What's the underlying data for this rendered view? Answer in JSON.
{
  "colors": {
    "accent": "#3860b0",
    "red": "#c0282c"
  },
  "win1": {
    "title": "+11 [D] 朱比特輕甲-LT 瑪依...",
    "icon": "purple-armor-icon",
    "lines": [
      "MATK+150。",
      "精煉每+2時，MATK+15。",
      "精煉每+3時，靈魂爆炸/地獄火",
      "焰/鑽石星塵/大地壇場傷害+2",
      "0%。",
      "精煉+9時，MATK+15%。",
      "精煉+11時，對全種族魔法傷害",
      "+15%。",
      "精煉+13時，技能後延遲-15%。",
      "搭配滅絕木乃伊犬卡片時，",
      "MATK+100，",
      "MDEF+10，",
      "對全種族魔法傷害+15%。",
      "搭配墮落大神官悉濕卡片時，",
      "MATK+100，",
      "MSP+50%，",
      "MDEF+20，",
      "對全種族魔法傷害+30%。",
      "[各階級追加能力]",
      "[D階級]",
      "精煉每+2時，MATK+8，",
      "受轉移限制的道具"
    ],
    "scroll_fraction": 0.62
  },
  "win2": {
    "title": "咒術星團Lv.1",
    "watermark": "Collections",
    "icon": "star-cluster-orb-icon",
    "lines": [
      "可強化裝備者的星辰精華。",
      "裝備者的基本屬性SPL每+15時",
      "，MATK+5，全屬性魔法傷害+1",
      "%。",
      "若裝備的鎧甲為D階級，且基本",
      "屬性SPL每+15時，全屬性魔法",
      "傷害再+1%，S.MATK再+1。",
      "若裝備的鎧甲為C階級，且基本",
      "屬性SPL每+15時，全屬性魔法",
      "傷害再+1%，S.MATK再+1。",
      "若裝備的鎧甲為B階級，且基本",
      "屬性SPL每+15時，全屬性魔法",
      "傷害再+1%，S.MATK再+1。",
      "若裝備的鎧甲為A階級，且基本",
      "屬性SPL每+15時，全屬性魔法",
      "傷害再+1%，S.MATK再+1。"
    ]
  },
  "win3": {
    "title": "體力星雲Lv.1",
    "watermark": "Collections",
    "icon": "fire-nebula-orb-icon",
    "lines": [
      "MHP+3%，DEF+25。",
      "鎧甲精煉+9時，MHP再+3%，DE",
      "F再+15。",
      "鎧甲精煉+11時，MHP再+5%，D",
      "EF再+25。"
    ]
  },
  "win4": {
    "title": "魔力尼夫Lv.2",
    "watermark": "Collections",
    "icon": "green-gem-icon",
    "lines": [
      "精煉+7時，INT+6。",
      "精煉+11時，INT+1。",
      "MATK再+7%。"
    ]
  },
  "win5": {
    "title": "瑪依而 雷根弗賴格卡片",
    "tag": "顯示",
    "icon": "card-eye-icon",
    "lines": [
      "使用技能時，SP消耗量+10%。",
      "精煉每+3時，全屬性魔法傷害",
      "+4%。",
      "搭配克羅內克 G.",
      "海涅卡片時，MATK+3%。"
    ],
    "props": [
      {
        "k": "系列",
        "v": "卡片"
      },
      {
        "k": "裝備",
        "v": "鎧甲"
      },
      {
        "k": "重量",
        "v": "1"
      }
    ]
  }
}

*-*-*

**Task instructions**
Produce a verbatim transcription of the entries above.

**Exercise output**
What's the underlying data for this rendered view? Answer in JSON.
{
  "colors": {
    "accent": "#3860b0",
    "red": "#c0282c"
  },
  "win1": {
    "title": "+11 [D] 朱比特輕甲-LT 瑪依...",
    "icon": "purple-armor-icon",
    "lines": [
      "MATK+150。",
      "精煉每+2時，MATK+15。",
      "精煉每+3時，靈魂爆炸/地獄火",
      "焰/鑽石星塵/大地壇場傷害+2",
      "0%。",
      "精煉+9時，MATK+15%。",
      "精煉+11時，對全種族魔法傷害",
      "+15%。",
      "精煉+13時，技能後延遲-15%。",
      "搭配滅絕木乃伊犬卡片時，",
      "MATK+100，",
      "MDEF+10，",
      "對全種族魔法傷害+15%。",
      "搭配墮落大神官悉濕卡片時，",
      "MATK+100，",
      "MSP+50%，",
      "MDEF+20，",
      "對全種族魔法傷害+30%。",
      "[各階級追加能力]",
      "[D階級]",
      "精煉每+2時，MATK+8，",
      "受轉移限制的道具"
    ],
    "scroll_fraction": 0.62
  },
  "win2": {
    "title": "咒術星團Lv.1",
    "watermark": "Collections",
    "icon": "star-cluster-orb-icon",
    "lines": [
      "可強化裝備者的星辰精華。",
      "裝備者的基本屬性SPL每+15時",
      "，MATK+5，全屬性魔法傷害+1",
      "%。",
      "若裝備的鎧甲為D階級，且基本",
      "屬性SPL每+15時，全屬性魔法",
      "傷害再+1%，S.MATK再+1。",
      "若裝備的鎧甲為C階級，且基本",
      "屬性SPL每+15時，全屬性魔法",
      "傷害再+1%，S.MATK再+1。",
      "若裝備的鎧甲為B階級，且基本",
      "屬性SPL每+15時，全屬性魔法",
      "傷害再+1%，S.MATK再+1。",
      "若裝備的鎧甲為A階級，且基本",
      "屬性SPL每+15時，全屬性魔法",
      "傷害再+1%，S.MATK再+1。"
    ]
  },
  "win3": {
    "title": "體力星雲Lv.1",
    "watermark": "Collections",
    "icon": "fire-nebula-orb-icon",
    "lines": [
      "MHP+3%，DEF+25。",
      "鎧甲精煉+9時，MHP再+3%，DE",
      "F再+15。",
      "鎧甲精煉+11時，MHP再+5%，D",
      "EF再+25。"
    ]
  },
  "win4": {
    "title": "魔力尼夫Lv.2",
    "watermark": "Collections",
    "icon": "green-gem-icon",
    "lines": [
      "精煉+7時，INT+6。",
      "精煉+11時，INT+1。",
      "MATK再+7%。"
    ]
  },
  "win5": {
    "title": "瑪依而 雷根弗賴格卡片",
    "tag": "顯示",
    "icon": "card-eye-icon",
    "lines": [
      "使用技能時，SP消耗量+10%。",
      "精煉每+3時，全屬性魔法傷害",
      "+4%。",
      "搭配克羅內克 G.",
      "海涅卡片時，MATK+3%。"
    ],
    "props": [
      {
        "k": "系列",
        "v": "卡片"
      },
      {
        "k": "裝備",
        "v": "鎧甲"
      },
      {
        "k": "重量",
        "v": "1"
      }
    ]
  }
}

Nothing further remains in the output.